TASK INSTRUCTIONS.
Please restate the following records word for word.

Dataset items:

╭──

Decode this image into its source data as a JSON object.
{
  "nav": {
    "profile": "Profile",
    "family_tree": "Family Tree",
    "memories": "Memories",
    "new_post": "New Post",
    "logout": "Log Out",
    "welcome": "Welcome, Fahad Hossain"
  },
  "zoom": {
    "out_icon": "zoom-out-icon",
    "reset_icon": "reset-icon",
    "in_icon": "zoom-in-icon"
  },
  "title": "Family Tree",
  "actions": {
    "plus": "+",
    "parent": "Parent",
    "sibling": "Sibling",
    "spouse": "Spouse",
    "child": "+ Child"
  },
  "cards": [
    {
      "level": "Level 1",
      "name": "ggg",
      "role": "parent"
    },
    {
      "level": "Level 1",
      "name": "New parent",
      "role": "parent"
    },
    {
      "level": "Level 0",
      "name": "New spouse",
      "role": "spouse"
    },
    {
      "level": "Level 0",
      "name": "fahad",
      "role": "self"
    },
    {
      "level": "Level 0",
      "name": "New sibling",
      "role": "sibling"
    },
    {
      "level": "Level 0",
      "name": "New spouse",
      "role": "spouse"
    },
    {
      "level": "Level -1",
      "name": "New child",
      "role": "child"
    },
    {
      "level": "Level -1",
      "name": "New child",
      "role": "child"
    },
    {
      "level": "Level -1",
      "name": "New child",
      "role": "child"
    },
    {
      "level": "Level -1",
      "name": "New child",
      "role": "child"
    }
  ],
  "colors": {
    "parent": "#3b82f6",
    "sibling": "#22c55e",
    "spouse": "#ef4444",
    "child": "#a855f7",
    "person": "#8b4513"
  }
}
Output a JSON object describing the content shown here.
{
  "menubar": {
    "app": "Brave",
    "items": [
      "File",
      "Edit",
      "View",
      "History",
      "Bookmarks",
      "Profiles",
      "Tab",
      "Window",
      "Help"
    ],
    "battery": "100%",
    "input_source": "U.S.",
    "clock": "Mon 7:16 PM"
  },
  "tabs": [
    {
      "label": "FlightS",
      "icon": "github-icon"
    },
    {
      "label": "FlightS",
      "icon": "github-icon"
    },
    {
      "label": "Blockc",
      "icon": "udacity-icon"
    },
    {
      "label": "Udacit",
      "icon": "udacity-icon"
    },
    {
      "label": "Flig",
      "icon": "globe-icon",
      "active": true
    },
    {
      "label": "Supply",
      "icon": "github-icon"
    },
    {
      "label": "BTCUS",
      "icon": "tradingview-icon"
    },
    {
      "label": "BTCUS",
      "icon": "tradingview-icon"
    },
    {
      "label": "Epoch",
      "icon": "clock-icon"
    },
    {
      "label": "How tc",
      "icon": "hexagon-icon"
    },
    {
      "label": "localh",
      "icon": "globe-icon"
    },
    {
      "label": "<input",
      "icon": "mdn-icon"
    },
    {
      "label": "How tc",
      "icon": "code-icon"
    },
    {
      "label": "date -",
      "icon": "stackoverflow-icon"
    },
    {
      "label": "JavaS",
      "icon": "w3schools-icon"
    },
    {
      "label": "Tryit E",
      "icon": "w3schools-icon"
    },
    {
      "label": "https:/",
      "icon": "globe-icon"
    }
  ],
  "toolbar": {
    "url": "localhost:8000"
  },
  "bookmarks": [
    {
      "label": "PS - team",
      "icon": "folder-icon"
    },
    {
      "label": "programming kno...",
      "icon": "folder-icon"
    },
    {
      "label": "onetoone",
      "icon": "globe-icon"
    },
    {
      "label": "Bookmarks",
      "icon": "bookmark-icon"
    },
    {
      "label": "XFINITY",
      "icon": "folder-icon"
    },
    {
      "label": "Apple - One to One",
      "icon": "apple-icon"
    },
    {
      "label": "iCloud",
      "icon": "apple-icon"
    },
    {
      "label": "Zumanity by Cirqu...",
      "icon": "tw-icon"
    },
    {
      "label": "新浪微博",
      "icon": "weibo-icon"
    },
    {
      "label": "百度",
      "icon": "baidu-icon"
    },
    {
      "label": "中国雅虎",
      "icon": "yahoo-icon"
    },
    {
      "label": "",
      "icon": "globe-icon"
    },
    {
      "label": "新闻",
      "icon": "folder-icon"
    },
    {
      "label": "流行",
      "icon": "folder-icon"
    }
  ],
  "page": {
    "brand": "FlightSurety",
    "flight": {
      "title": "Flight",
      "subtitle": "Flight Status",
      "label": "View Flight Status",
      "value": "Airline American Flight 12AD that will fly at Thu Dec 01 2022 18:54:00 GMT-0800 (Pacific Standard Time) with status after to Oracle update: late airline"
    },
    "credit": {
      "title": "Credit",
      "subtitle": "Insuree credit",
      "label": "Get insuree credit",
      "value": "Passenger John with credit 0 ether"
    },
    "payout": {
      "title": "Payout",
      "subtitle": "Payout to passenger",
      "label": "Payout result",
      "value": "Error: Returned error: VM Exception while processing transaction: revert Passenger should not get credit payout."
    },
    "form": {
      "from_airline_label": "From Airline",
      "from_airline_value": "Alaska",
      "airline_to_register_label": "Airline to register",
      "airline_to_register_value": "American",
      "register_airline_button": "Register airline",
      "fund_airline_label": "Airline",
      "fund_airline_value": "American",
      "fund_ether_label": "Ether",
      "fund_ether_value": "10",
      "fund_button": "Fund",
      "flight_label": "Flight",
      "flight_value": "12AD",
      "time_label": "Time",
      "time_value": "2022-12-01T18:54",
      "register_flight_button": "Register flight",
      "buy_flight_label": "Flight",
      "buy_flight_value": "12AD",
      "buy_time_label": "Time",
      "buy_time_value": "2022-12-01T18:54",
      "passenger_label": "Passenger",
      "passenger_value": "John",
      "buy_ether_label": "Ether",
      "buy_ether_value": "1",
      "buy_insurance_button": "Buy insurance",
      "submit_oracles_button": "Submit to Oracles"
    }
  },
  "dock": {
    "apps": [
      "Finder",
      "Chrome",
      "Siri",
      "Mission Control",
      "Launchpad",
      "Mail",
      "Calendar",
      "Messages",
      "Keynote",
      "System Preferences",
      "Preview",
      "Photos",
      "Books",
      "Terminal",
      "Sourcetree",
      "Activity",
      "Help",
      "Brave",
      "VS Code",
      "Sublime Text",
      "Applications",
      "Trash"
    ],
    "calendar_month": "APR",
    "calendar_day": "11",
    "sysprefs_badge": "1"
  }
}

╰──

THE RESPONSE.
Decode this image into its source data as a JSON object.
{
  "nav": {
    "profile": "Profile",
    "family_tree": "Family Tree",
    "memories": "Memories",
    "new_post": "New Post",
    "logout": "Log Out",
    "welcome": "Welcome, Fahad Hossain"
  },
  "zoom": {
    "out_icon": "zoom-out-icon",
    "reset_icon": "reset-icon",
    "in_icon": "zoom-in-icon"
  },
  "title": "Family Tree",
  "actions": {
    "plus": "+",
    "parent": "Parent",
    "sibling": "Sibling",
    "spouse": "Spouse",
    "child": "+ Child"
  },
  "cards": [
    {
      "level": "Level 1",
      "name": "ggg",
      "role": "parent"
    },
    {
      "level": "Level 1",
      "name": "New parent",
      "role": "parent"
    },
    {
      "level": "Level 0",
      "name": "New spouse",
      "role": "spouse"
    },
    {
      "level": "Level 0",
      "name": "fahad",
      "role": "self"
    },
    {
      "level": "Level 0",
      "name": "New sibling",
      "role": "sibling"
    },
    {
      "level": "Level 0",
      "name": "New spouse",
      "role": "spouse"
    },
    {
      "level": "Level -1",
      "name": "New child",
      "role": "child"
    },
    {
      "level": "Level -1",
      "name": "New child",
      "role": "child"
    },
    {
      "level": "Level -1",
      "name": "New child",
      "role": "child"
    },
    {
      "level": "Level -1",
      "name": "New child",
      "role": "child"
    }
  ],
  "colors": {
    "parent": "#3b82f6",
    "sibling": "#22c55e",
    "spouse": "#ef4444",
    "child": "#a855f7",
    "person": "#8b4513"
  }
}
Output a JSON object describing the content shown here.
{
  "menubar": {
    "app": "Brave",
    "items": [
      "File",
      "Edit",
      "View",
      "History",
      "Bookmarks",
      "Profiles",
      "Tab",
      "Window",
      "Help"
    ],
    "battery": "100%",
    "input_source": "U.S.",
    "clock": "Mon 7:16 PM"
  },
  "tabs": [
    {
      "label": "FlightS",
      "icon": "github-icon"
    },
    {
      "label": "FlightS",
      "icon": "github-icon"
    },
    {
      "label": "Blockc",
      "icon": "udacity-icon"
    },
    {
      "label": "Udacit",
      "icon": "udacity-icon"
    },
    {
      "label": "Flig",
      "icon": "globe-icon",
      "active": true
    },
    {
      "label": "Supply",
      "icon": "github-icon"
    },
    {
      "label": "BTCUS",
      "icon": "tradingview-icon"
    },
    {
      "label": "BTCUS",
      "icon": "tradingview-icon"
    },
    {
      "label": "Epoch",
      "icon": "clock-icon"
    },
    {
      "label": "How tc",
      "icon": "hexagon-icon"
    },
    {
      "label": "localh",
      "icon": "globe-icon"
    },
    {
      "label": "<input",
      "icon": "mdn-icon"
    },
    {
      "label": "How tc",
      "icon": "code-icon"
    },
    {
      "label": "date -",
      "icon": "stackoverflow-icon"
    },
    {
      "label": "JavaS",
      "icon": "w3schools-icon"
    },
    {
      "label": "Tryit E",
      "icon": "w3schools-icon"
    },
    {
      "label": "https:/",
      "icon": "globe-icon"
    }
  ],
  "toolbar": {
    "url": "localhost:8000"
  },
  "bookmarks": [
    {
      "label": "PS - team",
      "icon": "folder-icon"
    },
    {
      "label": "programming kno...",
      "icon": "folder-icon"
    },
    {
      "label": "onetoone",
      "icon": "globe-icon"
    },
    {
      "label": "Bookmarks",
      "icon": "bookmark-icon"
    },
    {
      "label": "XFINITY",
      "icon": "folder-icon"
    },
    {
      "label": "Apple - One to One",
      "icon": "apple-icon"
    },
    {
      "label": "iCloud",
      "icon": "apple-icon"
    },
    {
      "label": "Zumanity by Cirqu...",
      "icon": "tw-icon"
    },
    {
      "label": "新浪微博",
      "icon": "weibo-icon"
    },
    {
      "label": "百度",
      "icon": "baidu-icon"
    },
    {
      "label": "中国雅虎",
      "icon": "yahoo-icon"
    },
    {
      "label": "",
      "icon": "globe-icon"
    },
    {
      "label": "新闻",
      "icon": "folder-icon"
    },
    {
      "label": "流行",
      "icon": "folder-icon"
    }
  ],
  "page": {
    "brand": "FlightSurety",
    "flight": {
      "title": "Flight",
      "subtitle": "Flight Status",
      "label": "View Flight Status",
      "value": "Airline American Flight 12AD that will fly at Thu Dec 01 2022 18:54:00 GMT-0800 (Pacific Standard Time) with status after to Oracle update: late airline"
    },
    "credit": {
      "title": "Credit",
      "subtitle": "Insuree credit",
      "label": "Get insuree credit",
      "value": "Passenger John with credit 0 ether"
    },
    "payout": {
      "title": "Payout",
      "subtitle": "Payout to passenger",
      "label": "Payout result",
      "value": "Error: Returned error: VM Exception while processing transaction: revert Passenger should not get credit payout."
    },
    "form": {
      "from_airline_label": "From Airline",
      "from_airline_value": "Alaska",
      "airline_to_register_label": "Airline to register",
      "airline_to_register_value": "American",
      "register_airline_button": "Register airline",
      "fund_airline_label": "Airline",
      "fund_airline_value": "American",
      "fund_ether_label": "Ether",
      "fund_ether_value": "10",
      "fund_button": "Fund",
      "flight_label": "Flight",
      "flight_value": "12AD",
      "time_label": "Time",
      "time_value": "2022-12-01T18:54",
      "register_flight_button": "Register flight",
      "buy_flight_label": "Flight",
      "buy_flight_value": "12AD",
      "buy_time_label": "Time",
      "buy_time_value": "2022-12-01T18:54",
      "passenger_label": "Passenger",
      "passenger_value": "John",
      "buy_ether_label": "Ether",
      "buy_ether_value": "1",
      "buy_insurance_button": "Buy insurance",
      "submit_oracles_button": "Submit to Oracles"
    }
  },
  "dock": {
    "apps": [
      "Finder",
      "Chrome",
      "Siri",
      "Mission Control",
      "Launchpad",
      "Mail",
      "Calendar",
      "Messages",
      "Keynote",
      "System Preferences",
      "Preview",
      "Photos",
      "Books",
      "Terminal",
      "Sourcetree",
      "Activity",
      "Help",
      "Brave",
      "VS Code",
      "Sublime Text",
      "Applications",
      "Trash"
    ],
    "calendar_month": "APR",
    "calendar_day": "11",
    "sysprefs_badge": "1"
  }
}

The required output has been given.